-- Problem statement --
Every entry should be repeated exactly. Omit the pictures.

-- Dataset records on visual material --

— Begin —

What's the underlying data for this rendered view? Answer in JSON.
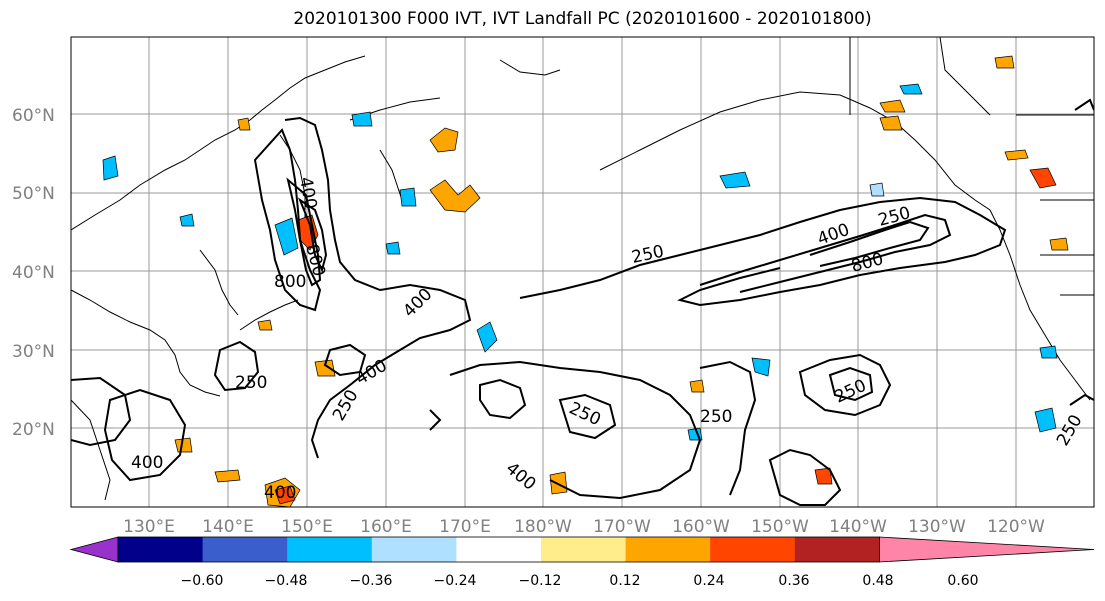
{
  "title": "2020101300 F000 IVT, IVT Landfall PC (2020101600 - 2020101800)",
  "lat_labels": [
    "60°N",
    "50°N",
    "40°N",
    "30°N",
    "20°N"
  ],
  "lon_labels": [
    "130°E",
    "140°E",
    "150°E",
    "160°E",
    "170°E",
    "180°W",
    "170°W",
    "160°W",
    "150°W",
    "140°W",
    "130°W",
    "120°W"
  ],
  "contour_labels": [
    "400",
    "800",
    "250",
    "400",
    "800",
    "250",
    "400",
    "800",
    "250",
    "400",
    "250",
    "250",
    "250",
    "400",
    "400",
    "400",
    "250",
    "250"
  ],
  "colorbar": {
    "colors": [
      "#9932cc",
      "#00008b",
      "#3a5fcd",
      "#00bfff",
      "#b0e0ff",
      "#ffffff",
      "#ffec8b",
      "#ffa500",
      "#ff4500",
      "#b22222",
      "#ff85a8"
    ],
    "tick_labels": [
      "−0.60",
      "−0.48",
      "−0.36",
      "−0.24",
      "−0.12",
      "0.12",
      "0.24",
      "0.36",
      "0.48",
      "0.60"
    ]
  }
}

— End —

-- Result of the exercise --
What's the underlying data for this rendered view? Answer in JSON.
{
  "title": "2020101300 F000 IVT, IVT Landfall PC (2020101600 - 2020101800)",
  "lat_labels": [
    "60°N",
    "50°N",
    "40°N",
    "30°N",
    "20°N"
  ],
  "lon_labels": [
    "130°E",
    "140°E",
    "150°E",
    "160°E",
    "170°E",
    "180°W",
    "170°W",
    "160°W",
    "150°W",
    "140°W",
    "130°W",
    "120°W"
  ],
  "contour_labels": [
    "400",
    "800",
    "250",
    "400",
    "800",
    "250",
    "400",
    "800",
    "250",
    "400",
    "250",
    "250",
    "250",
    "400",
    "400",
    "400",
    "250",
    "250"
  ],
  "colorbar": {
    "colors": [
      "#9932cc",
      "#00008b",
      "#3a5fcd",
      "#00bfff",
      "#b0e0ff",
      "#ffffff",
      "#ffec8b",
      "#ffa500",
      "#ff4500",
      "#b22222",
      "#ff85a8"
    ],
    "tick_labels": [
      "−0.60",
      "−0.48",
      "−0.36",
      "−0.24",
      "−0.12",
      "0.12",
      "0.24",
      "0.36",
      "0.48",
      "0.60"
    ]
  }
}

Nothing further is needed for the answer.